→ Direction: Gather all lines in the records below that include the word "Hall".

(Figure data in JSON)
>> start

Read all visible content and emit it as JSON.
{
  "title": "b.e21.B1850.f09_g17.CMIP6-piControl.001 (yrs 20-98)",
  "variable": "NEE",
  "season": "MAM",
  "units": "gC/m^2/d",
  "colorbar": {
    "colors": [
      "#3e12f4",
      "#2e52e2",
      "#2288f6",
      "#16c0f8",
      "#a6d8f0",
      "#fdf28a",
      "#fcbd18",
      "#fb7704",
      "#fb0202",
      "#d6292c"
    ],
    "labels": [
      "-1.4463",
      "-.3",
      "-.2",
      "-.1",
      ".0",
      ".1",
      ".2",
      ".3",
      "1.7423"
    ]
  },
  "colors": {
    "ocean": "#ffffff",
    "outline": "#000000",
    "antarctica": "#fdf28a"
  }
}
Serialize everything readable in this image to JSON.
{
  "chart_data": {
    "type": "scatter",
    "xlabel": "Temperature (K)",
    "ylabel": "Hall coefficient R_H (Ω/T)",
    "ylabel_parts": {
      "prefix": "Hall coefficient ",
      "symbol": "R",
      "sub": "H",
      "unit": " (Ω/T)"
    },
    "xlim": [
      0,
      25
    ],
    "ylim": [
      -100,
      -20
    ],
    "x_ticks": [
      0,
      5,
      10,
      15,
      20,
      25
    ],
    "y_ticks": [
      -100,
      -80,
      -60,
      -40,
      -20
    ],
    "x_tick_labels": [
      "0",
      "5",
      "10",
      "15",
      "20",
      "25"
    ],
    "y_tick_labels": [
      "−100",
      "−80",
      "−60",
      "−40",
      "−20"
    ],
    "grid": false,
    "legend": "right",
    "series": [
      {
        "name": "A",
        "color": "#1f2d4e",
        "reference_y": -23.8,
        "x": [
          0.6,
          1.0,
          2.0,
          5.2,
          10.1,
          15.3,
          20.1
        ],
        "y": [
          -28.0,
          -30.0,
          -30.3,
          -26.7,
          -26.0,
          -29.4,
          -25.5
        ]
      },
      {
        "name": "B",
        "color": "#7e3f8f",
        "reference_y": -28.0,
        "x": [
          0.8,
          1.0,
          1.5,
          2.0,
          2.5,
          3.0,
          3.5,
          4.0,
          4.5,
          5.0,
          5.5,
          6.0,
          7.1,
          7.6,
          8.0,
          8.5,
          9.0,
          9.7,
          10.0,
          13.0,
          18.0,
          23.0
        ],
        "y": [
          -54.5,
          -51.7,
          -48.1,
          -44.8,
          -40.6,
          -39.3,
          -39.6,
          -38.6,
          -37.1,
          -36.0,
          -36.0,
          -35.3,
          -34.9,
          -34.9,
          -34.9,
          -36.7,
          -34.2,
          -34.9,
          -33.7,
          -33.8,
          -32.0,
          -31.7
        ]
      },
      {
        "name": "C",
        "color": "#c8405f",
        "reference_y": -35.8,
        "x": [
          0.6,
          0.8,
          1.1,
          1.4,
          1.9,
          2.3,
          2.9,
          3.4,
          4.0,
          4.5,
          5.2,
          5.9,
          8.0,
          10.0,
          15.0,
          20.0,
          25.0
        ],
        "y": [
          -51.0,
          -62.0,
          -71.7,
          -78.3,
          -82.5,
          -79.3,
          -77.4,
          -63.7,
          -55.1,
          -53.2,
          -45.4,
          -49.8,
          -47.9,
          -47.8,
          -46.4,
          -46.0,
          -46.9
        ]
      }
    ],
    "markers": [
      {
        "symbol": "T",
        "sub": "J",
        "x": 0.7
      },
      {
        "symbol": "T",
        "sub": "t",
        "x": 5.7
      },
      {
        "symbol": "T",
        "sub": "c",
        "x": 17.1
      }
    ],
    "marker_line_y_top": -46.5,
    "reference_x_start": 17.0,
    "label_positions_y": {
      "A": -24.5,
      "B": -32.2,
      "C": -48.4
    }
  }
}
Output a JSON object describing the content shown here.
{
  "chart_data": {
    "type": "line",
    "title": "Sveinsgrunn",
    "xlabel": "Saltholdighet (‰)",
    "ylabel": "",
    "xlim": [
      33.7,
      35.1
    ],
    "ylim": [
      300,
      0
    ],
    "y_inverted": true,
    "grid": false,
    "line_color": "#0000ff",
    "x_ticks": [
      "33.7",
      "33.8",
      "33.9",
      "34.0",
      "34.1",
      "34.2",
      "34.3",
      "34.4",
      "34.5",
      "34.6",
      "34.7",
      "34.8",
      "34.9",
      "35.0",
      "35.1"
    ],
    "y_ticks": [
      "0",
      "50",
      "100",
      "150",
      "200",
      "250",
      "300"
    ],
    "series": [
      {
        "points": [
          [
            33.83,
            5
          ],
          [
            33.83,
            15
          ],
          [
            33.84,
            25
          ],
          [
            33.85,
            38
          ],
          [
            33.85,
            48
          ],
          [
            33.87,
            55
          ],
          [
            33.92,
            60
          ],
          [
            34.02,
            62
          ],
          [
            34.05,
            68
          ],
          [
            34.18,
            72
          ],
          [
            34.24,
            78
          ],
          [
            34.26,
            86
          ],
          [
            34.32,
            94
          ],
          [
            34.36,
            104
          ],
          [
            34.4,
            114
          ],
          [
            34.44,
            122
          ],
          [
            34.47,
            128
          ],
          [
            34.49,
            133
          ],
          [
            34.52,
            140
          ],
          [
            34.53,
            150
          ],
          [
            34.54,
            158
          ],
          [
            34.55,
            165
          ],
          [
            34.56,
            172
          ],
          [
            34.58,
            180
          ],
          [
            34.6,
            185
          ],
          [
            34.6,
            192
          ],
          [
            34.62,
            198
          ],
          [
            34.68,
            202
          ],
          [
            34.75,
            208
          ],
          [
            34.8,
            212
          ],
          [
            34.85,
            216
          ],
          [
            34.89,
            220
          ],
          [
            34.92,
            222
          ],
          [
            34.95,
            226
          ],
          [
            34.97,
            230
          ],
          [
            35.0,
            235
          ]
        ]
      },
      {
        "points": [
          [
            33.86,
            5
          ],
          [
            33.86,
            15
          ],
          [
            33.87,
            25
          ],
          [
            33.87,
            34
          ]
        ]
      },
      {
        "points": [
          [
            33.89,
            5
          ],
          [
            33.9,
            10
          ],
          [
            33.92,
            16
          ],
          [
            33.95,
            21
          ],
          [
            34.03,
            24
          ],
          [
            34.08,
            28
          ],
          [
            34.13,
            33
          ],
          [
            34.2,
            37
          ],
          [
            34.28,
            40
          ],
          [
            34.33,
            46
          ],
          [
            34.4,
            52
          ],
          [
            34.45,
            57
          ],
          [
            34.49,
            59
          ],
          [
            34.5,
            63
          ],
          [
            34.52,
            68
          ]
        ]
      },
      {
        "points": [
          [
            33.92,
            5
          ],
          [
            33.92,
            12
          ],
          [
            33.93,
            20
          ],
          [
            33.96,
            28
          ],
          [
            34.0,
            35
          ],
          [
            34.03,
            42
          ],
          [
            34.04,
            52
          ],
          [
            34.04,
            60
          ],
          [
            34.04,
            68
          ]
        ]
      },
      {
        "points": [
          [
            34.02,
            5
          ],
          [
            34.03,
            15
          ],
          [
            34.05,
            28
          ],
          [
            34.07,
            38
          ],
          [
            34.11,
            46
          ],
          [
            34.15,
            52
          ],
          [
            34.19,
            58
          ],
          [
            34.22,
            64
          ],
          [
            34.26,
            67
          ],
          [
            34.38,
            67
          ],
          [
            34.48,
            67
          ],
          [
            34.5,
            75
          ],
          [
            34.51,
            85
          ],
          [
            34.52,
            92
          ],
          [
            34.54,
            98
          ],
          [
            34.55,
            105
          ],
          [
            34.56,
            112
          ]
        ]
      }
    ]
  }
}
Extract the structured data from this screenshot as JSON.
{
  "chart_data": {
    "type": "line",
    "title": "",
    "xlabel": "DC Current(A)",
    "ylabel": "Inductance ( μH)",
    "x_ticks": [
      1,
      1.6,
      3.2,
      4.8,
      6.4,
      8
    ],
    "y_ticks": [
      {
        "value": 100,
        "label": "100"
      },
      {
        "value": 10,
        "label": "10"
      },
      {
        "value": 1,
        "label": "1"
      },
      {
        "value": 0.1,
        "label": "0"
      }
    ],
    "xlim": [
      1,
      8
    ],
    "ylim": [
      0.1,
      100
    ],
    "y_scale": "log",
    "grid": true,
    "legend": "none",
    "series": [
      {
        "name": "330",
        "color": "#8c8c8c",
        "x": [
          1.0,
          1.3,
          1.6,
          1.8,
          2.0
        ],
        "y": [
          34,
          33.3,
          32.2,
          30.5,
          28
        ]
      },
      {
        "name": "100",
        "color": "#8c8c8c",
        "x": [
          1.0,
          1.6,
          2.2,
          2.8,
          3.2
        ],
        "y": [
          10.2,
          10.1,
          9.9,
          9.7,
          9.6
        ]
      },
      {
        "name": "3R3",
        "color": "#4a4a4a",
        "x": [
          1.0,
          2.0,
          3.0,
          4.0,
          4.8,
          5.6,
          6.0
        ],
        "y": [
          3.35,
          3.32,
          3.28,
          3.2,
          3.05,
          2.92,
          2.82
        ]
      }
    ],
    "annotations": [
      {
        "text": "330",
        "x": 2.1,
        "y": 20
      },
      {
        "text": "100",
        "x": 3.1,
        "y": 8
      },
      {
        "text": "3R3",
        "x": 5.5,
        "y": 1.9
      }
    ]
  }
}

>> end

→ Correct answer:
    "ylabel": "Hall coefficient R_H (Ω/T)",
      "prefix": "Hall coefficient ",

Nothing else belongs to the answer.